Gather the lines that hold the string "hodd".

Extracted records:
# # # # # # #

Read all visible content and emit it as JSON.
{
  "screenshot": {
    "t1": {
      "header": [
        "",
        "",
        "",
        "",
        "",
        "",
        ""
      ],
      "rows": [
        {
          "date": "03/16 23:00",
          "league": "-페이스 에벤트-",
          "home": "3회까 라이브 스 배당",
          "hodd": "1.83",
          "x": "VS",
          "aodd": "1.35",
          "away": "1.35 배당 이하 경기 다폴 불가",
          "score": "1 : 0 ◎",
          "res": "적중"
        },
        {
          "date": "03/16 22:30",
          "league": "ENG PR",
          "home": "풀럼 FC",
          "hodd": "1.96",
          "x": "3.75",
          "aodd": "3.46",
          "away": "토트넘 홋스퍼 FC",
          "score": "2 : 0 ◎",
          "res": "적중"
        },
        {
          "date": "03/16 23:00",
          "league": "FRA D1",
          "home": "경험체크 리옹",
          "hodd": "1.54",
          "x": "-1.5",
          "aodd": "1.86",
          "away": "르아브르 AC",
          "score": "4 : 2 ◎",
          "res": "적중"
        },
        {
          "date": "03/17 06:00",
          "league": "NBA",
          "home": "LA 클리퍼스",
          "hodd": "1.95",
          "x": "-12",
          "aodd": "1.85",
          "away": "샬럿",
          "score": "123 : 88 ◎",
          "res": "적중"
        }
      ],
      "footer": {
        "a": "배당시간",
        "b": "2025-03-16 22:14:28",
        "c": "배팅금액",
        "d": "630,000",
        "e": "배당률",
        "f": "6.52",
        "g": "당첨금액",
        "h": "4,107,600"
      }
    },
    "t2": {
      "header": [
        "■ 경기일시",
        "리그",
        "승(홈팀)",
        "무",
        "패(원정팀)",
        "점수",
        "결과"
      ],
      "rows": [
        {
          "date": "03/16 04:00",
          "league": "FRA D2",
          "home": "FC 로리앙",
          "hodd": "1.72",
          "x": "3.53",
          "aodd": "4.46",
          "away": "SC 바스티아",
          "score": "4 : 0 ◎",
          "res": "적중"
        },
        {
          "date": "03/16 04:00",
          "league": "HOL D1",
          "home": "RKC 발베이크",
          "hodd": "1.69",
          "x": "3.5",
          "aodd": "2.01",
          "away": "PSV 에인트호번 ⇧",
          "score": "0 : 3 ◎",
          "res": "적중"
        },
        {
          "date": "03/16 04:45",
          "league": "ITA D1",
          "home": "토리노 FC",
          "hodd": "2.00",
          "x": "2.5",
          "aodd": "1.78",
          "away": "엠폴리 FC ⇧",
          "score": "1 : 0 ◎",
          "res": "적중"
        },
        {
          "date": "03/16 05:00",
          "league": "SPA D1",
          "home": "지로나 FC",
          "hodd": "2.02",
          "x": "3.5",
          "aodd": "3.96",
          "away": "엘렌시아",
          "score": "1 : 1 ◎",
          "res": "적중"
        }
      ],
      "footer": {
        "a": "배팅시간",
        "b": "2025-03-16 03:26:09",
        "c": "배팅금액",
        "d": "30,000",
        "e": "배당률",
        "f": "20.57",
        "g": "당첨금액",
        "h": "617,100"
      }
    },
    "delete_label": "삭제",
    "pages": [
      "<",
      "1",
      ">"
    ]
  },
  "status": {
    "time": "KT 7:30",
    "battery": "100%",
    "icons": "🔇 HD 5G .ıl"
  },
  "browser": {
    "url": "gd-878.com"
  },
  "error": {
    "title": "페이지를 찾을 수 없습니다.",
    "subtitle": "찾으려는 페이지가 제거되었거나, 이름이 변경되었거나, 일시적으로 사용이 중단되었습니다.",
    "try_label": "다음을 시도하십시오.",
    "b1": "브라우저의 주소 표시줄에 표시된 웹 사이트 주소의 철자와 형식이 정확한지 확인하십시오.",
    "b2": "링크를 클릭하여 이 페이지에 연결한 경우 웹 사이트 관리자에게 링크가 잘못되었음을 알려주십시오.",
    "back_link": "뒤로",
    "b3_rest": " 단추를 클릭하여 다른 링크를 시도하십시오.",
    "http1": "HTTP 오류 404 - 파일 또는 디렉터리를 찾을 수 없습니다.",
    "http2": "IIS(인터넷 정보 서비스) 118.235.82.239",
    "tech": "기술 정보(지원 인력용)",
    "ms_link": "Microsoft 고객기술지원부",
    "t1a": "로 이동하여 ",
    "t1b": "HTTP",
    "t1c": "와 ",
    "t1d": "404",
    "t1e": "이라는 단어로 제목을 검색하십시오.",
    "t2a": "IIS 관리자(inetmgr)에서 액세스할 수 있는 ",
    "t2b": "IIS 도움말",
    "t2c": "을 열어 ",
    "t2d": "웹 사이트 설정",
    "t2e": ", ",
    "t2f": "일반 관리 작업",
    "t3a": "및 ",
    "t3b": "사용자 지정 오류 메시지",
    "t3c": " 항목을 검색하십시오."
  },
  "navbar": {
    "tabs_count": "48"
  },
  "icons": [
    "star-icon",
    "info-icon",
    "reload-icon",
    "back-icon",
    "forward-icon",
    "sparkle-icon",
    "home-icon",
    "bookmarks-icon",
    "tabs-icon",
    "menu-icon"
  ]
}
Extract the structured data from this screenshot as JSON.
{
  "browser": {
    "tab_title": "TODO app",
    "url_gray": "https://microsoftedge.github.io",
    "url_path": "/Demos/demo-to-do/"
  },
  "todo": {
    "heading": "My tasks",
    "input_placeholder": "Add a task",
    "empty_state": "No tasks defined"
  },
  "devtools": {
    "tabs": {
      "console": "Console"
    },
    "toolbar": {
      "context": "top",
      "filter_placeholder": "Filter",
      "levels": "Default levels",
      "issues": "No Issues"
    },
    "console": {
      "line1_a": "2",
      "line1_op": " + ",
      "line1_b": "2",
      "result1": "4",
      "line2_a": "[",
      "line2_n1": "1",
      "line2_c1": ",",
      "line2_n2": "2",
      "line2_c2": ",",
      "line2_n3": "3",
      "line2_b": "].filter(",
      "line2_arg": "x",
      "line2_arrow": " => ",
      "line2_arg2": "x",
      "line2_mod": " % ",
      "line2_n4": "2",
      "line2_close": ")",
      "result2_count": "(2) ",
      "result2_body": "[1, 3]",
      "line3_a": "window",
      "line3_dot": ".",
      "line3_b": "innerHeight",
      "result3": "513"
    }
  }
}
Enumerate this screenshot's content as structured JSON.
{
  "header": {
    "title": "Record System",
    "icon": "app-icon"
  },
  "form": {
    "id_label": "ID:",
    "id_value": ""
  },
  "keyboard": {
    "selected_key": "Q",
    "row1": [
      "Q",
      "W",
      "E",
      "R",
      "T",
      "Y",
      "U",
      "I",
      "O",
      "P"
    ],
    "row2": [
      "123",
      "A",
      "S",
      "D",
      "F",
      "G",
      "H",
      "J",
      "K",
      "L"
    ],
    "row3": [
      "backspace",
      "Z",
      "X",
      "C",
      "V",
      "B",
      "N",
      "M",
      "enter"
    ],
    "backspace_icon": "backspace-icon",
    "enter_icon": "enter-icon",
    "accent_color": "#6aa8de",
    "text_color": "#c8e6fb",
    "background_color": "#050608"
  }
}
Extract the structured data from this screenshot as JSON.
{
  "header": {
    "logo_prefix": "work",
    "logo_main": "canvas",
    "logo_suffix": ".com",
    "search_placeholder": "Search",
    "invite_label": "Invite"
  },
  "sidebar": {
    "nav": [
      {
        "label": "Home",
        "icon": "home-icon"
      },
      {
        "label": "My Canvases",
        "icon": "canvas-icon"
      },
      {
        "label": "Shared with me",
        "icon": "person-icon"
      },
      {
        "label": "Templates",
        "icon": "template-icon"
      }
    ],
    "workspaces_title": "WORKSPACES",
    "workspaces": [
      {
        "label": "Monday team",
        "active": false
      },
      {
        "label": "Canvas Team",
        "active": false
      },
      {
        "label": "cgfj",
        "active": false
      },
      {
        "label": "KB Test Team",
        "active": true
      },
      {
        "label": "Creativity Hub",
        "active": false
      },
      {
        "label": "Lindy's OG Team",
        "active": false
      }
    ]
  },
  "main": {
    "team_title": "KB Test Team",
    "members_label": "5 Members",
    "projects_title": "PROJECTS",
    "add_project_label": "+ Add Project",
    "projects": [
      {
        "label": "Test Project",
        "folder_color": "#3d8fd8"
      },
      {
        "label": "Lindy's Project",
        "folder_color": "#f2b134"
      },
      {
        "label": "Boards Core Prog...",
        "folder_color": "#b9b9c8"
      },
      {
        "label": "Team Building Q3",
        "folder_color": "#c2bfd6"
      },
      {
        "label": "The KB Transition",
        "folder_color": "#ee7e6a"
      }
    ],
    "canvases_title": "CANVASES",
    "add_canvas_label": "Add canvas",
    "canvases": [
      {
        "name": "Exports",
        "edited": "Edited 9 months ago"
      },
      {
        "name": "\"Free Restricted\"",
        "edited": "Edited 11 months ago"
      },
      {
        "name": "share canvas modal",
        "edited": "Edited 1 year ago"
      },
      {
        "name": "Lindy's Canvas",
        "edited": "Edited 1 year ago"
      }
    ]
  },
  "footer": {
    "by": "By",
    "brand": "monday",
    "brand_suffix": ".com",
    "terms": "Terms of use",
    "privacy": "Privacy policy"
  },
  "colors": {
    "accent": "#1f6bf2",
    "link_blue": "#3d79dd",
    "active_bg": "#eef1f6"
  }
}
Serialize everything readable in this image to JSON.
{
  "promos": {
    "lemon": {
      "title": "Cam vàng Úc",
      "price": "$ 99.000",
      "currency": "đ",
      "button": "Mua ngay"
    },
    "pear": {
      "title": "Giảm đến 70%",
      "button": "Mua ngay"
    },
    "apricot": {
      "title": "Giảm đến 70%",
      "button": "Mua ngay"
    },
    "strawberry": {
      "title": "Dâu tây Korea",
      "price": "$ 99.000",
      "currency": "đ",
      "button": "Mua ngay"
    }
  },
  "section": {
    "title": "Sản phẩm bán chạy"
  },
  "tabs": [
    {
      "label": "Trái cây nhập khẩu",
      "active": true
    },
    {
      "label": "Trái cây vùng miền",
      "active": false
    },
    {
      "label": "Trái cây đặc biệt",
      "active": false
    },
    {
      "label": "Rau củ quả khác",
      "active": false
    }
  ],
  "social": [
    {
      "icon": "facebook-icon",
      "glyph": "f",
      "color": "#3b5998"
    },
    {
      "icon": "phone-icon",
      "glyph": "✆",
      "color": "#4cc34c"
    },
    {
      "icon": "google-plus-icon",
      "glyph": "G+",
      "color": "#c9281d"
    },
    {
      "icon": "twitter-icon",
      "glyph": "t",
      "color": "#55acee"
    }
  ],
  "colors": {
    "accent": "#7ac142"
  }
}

# # # # # # #

▸ **Task solution**:
          "hodd": "1.83",
          "hodd": "1.96",
          "hodd": "1.54",
          "hodd": "1.95",
          "hodd": "1.72",
          "hodd": "1.69",
          "hodd": "2.00",
          "hodd": "2.02",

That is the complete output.